* Problem
Reproduce all of the rows that follow verbatim, omitting the pictures.
***** Data provided
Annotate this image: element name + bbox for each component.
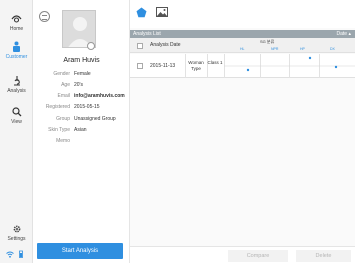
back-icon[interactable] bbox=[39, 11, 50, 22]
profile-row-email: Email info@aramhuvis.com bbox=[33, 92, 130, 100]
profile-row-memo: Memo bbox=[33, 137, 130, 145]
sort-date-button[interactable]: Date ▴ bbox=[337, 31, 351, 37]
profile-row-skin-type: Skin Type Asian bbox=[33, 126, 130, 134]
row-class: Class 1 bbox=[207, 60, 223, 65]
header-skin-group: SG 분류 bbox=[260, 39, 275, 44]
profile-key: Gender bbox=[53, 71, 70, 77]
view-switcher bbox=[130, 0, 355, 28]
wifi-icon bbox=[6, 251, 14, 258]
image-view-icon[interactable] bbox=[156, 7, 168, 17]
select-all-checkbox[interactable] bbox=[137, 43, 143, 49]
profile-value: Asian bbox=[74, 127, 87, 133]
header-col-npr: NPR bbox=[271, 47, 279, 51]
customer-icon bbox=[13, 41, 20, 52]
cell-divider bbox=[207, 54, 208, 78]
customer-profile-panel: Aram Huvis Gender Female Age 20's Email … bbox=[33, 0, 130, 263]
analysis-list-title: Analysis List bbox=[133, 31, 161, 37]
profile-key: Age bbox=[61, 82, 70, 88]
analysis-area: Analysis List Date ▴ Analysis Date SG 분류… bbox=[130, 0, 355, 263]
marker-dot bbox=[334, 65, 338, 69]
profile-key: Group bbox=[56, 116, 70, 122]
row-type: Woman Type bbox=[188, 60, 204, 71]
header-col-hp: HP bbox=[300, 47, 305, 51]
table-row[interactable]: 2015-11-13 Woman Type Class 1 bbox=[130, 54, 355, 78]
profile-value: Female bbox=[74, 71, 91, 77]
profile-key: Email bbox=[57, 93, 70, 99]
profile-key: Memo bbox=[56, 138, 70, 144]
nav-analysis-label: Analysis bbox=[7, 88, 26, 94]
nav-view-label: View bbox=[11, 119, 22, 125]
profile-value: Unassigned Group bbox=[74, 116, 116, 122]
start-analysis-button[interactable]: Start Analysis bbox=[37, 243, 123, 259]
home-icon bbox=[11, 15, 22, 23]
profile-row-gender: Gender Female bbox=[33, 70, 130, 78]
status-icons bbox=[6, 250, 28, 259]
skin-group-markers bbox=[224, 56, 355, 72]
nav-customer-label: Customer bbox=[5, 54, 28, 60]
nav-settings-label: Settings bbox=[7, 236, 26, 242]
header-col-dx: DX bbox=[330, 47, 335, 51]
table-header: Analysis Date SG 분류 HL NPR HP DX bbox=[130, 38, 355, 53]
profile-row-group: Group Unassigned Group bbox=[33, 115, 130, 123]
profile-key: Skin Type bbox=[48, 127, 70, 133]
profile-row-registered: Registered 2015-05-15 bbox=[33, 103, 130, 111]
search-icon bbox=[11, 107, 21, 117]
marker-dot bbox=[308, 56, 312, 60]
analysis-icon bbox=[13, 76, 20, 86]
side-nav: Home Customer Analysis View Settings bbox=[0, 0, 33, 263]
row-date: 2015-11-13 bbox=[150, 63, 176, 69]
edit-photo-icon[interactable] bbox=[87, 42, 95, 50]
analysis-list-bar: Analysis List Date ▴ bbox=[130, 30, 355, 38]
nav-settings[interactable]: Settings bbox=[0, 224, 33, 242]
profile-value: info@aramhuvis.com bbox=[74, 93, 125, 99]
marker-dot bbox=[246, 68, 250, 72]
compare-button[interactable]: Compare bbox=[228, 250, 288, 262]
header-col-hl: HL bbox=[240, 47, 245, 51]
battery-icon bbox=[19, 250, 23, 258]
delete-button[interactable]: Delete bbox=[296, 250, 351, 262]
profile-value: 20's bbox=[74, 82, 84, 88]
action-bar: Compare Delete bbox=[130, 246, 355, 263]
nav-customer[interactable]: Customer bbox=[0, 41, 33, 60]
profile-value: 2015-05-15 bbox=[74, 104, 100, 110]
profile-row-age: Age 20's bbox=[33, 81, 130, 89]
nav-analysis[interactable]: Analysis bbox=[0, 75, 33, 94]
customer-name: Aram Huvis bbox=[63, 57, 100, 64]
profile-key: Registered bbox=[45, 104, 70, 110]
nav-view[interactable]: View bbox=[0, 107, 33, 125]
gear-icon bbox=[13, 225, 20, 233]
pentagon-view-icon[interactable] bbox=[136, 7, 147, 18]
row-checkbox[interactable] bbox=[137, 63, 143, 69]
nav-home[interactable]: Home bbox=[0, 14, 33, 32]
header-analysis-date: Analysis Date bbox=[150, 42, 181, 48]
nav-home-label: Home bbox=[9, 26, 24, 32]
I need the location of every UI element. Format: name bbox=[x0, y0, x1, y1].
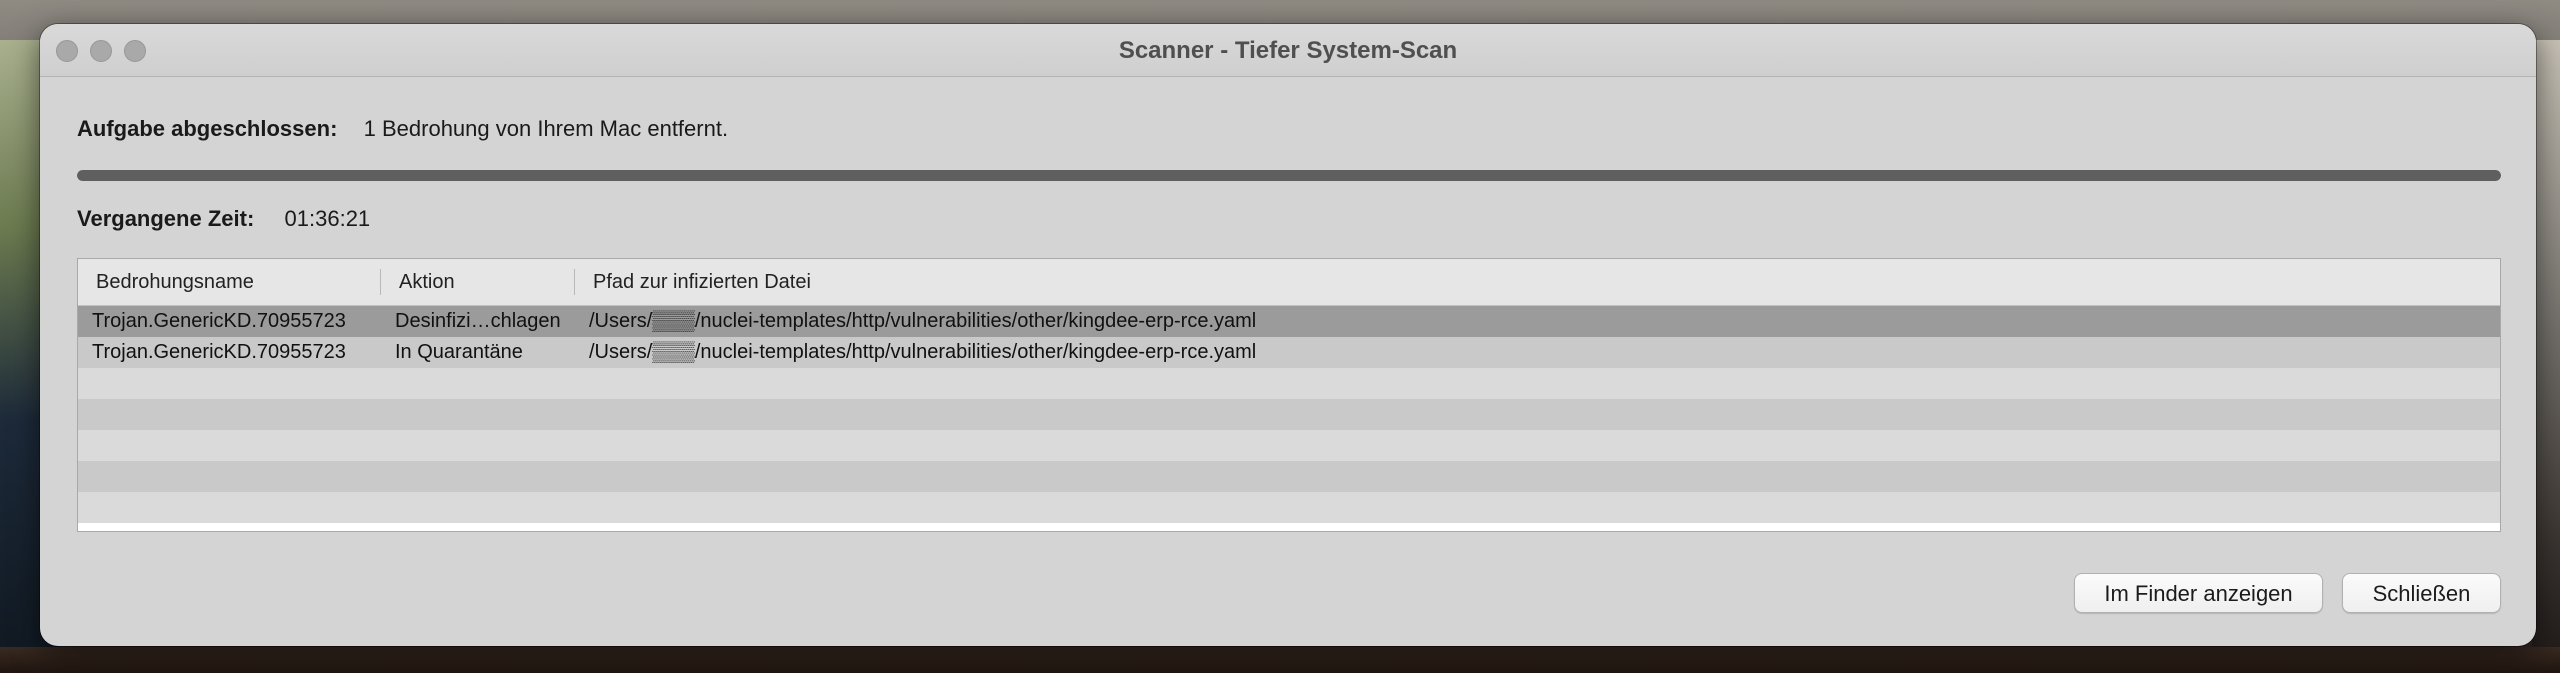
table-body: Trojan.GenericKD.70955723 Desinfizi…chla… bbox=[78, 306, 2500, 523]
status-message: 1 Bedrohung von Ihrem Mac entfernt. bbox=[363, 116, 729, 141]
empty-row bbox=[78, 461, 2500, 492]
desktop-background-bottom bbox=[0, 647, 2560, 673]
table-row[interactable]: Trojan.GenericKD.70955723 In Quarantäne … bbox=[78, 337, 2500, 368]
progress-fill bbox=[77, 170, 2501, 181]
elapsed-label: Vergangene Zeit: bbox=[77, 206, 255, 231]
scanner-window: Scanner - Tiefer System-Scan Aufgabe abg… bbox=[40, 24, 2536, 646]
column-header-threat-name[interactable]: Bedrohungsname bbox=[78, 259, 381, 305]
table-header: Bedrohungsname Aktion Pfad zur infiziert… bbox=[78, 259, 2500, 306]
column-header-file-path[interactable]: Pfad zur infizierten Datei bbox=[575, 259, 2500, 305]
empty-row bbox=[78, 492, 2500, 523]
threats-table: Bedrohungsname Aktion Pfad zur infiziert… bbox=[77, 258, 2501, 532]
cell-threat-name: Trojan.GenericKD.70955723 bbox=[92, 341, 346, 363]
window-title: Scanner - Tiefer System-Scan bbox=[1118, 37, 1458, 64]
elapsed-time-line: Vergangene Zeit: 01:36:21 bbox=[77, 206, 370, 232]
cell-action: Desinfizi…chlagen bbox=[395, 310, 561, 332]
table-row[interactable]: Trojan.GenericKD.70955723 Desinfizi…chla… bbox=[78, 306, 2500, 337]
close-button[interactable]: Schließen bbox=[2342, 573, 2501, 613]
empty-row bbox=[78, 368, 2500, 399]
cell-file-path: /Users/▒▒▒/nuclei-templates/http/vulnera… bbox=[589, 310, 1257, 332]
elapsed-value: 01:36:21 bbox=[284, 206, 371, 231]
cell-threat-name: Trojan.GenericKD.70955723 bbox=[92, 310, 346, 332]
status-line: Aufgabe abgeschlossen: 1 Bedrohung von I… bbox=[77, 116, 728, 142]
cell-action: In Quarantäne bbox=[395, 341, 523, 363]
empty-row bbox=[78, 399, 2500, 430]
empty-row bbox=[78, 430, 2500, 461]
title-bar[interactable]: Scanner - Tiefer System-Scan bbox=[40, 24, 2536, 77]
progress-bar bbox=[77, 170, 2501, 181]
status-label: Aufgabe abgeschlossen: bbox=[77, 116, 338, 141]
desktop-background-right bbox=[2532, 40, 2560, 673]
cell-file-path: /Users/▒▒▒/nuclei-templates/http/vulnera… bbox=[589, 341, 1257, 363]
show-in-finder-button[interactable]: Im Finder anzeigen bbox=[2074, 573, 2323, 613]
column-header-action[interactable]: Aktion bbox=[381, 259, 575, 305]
**********
* Written reply
Annotate this image: element name + bbox for each component.
back-icon[interactable] bbox=[39, 11, 50, 22]
profile-row-email: Email info@aramhuvis.com bbox=[33, 92, 130, 100]
profile-row-memo: Memo bbox=[33, 137, 130, 145]
sort-date-button[interactable]: Date ▴ bbox=[337, 31, 351, 37]
profile-row-skin-type: Skin Type Asian bbox=[33, 126, 130, 134]
row-class: Class 1 bbox=[207, 60, 223, 65]
header-skin-group: SG 분류 bbox=[260, 39, 275, 44]
profile-key: Gender bbox=[53, 71, 70, 77]
view-switcher bbox=[130, 0, 355, 28]
wifi-icon bbox=[6, 251, 14, 258]
image-view-icon[interactable] bbox=[156, 7, 168, 17]
select-all-checkbox[interactable] bbox=[137, 43, 143, 49]
profile-value: Asian bbox=[74, 127, 87, 133]
header-col-npr: NPR bbox=[271, 47, 279, 51]
customer-icon bbox=[13, 41, 20, 52]
cell-divider bbox=[207, 54, 208, 78]
customer-profile-panel: Aram Huvis Gender Female Age 20's Email … bbox=[33, 0, 130, 263]
analysis-list-title: Analysis List bbox=[133, 31, 161, 37]
profile-key: Age bbox=[61, 82, 70, 88]
analysis-area: Analysis List Date ▴ Analysis Date SG 분류… bbox=[130, 0, 355, 263]
marker-dot bbox=[334, 65, 338, 69]
profile-key: Group bbox=[56, 116, 70, 122]
row-type: Woman Type bbox=[188, 60, 204, 71]
header-col-hp: HP bbox=[300, 47, 305, 51]
table-row[interactable]: 2015-11-13 Woman Type Class 1 bbox=[130, 54, 355, 78]
profile-value: Female bbox=[74, 71, 91, 77]
profile-key: Email bbox=[57, 93, 70, 99]
profile-key: Memo bbox=[56, 138, 70, 144]
nav-analysis-label: Analysis bbox=[7, 88, 26, 94]
nav-view-label: View bbox=[11, 119, 22, 125]
profile-value: Unassigned Group bbox=[74, 116, 116, 122]
start-analysis-button[interactable]: Start Analysis bbox=[37, 243, 123, 259]
home-icon bbox=[11, 15, 22, 23]
profile-row-gender: Gender Female bbox=[33, 70, 130, 78]
status-icons bbox=[6, 250, 28, 259]
skin-group-markers bbox=[224, 56, 355, 72]
nav-customer-label: Customer bbox=[5, 54, 28, 60]
nav-settings-label: Settings bbox=[7, 236, 26, 242]
header-col-dx: DX bbox=[330, 47, 335, 51]
table-header: Analysis Date SG 분류 HL NPR HP DX bbox=[130, 38, 355, 53]
profile-row-group: Group Unassigned Group bbox=[33, 115, 130, 123]
profile-key: Skin Type bbox=[48, 127, 70, 133]
profile-row-registered: Registered 2015-05-15 bbox=[33, 103, 130, 111]
search-icon bbox=[11, 107, 21, 117]
marker-dot bbox=[308, 56, 312, 60]
analysis-icon bbox=[13, 76, 20, 86]
side-nav: Home Customer Analysis View Settings bbox=[0, 0, 33, 263]
row-date: 2015-11-13 bbox=[150, 63, 176, 69]
edit-photo-icon[interactable] bbox=[87, 42, 95, 50]
analysis-list-bar: Analysis List Date ▴ bbox=[130, 30, 355, 38]
nav-settings[interactable]: Settings bbox=[0, 224, 33, 242]
profile-value: info@aramhuvis.com bbox=[74, 93, 125, 99]
marker-dot bbox=[246, 68, 250, 72]
compare-button[interactable]: Compare bbox=[228, 250, 288, 262]
header-col-hl: HL bbox=[240, 47, 245, 51]
battery-icon bbox=[19, 250, 23, 258]
delete-button[interactable]: Delete bbox=[296, 250, 351, 262]
profile-value: 20's bbox=[74, 82, 84, 88]
action-bar: Compare Delete bbox=[130, 246, 355, 263]
nav-customer[interactable]: Customer bbox=[0, 41, 33, 60]
profile-value: 2015-05-15 bbox=[74, 104, 100, 110]
profile-row-age: Age 20's bbox=[33, 81, 130, 89]
nav-analysis[interactable]: Analysis bbox=[0, 75, 33, 94]
customer-name: Aram Huvis bbox=[63, 57, 100, 64]
profile-key: Registered bbox=[45, 104, 70, 110]
nav-view[interactable]: View bbox=[0, 107, 33, 125]
gear-icon bbox=[13, 225, 20, 233]
pentagon-view-icon[interactable] bbox=[136, 7, 147, 18]
row-checkbox[interactable] bbox=[137, 63, 143, 69]
nav-home[interactable]: Home bbox=[0, 14, 33, 32]
header-analysis-date: Analysis Date bbox=[150, 42, 181, 48]
nav-home-label: Home bbox=[9, 26, 24, 32]
I need the location of every UI element. Format: name bbox=[x0, y0, x1, y1].
table-body: Trojan.GenericKD.70955723 Desinfizi…chla… bbox=[78, 306, 2500, 523]
status-message: 1 Bedrohung von Ihrem Mac entfernt. bbox=[363, 116, 729, 141]
empty-row bbox=[78, 461, 2500, 492]
desktop-background-bottom bbox=[0, 647, 2560, 673]
table-row[interactable]: Trojan.GenericKD.70955723 In Quarantäne … bbox=[78, 337, 2500, 368]
progress-fill bbox=[77, 170, 2501, 181]
elapsed-label: Vergangene Zeit: bbox=[77, 206, 255, 231]
scanner-window: Scanner - Tiefer System-Scan Aufgabe abg… bbox=[40, 24, 2536, 646]
column-header-threat-name[interactable]: Bedrohungsname bbox=[78, 259, 381, 305]
table-header: Bedrohungsname Aktion Pfad zur infiziert… bbox=[78, 259, 2500, 306]
column-header-file-path[interactable]: Pfad zur infizierten Datei bbox=[575, 259, 2500, 305]
empty-row bbox=[78, 492, 2500, 523]
threats-table: Bedrohungsname Aktion Pfad zur infiziert… bbox=[77, 258, 2501, 532]
cell-threat-name: Trojan.GenericKD.70955723 bbox=[92, 341, 346, 363]
window-title: Scanner - Tiefer System-Scan bbox=[1118, 37, 1458, 64]
elapsed-time-line: Vergangene Zeit: 01:36:21 bbox=[77, 206, 370, 232]
cell-action: Desinfizi…chlagen bbox=[395, 310, 561, 332]
table-row[interactable]: Trojan.GenericKD.70955723 Desinfizi…chla… bbox=[78, 306, 2500, 337]
close-button[interactable]: Schließen bbox=[2342, 573, 2501, 613]
empty-row bbox=[78, 368, 2500, 399]
cell-file-path: /Users/▒▒▒/nuclei-templates/http/vulnera… bbox=[589, 310, 1257, 332]
elapsed-value: 01:36:21 bbox=[284, 206, 371, 231]
cell-threat-name: Trojan.GenericKD.70955723 bbox=[92, 310, 346, 332]
status-line: Aufgabe abgeschlossen: 1 Bedrohung von I… bbox=[77, 116, 728, 142]
cell-action: In Quarantäne bbox=[395, 341, 523, 363]
empty-row bbox=[78, 399, 2500, 430]
empty-row bbox=[78, 430, 2500, 461]
title-bar[interactable]: Scanner - Tiefer System-Scan bbox=[40, 24, 2536, 77]
progress-bar bbox=[77, 170, 2501, 181]
status-label: Aufgabe abgeschlossen: bbox=[77, 116, 338, 141]
desktop-background-right bbox=[2532, 40, 2560, 673]
cell-file-path: /Users/▒▒▒/nuclei-templates/http/vulnera… bbox=[589, 341, 1257, 363]
show-in-finder-button[interactable]: Im Finder anzeigen bbox=[2074, 573, 2323, 613]
column-header-action[interactable]: Aktion bbox=[381, 259, 575, 305]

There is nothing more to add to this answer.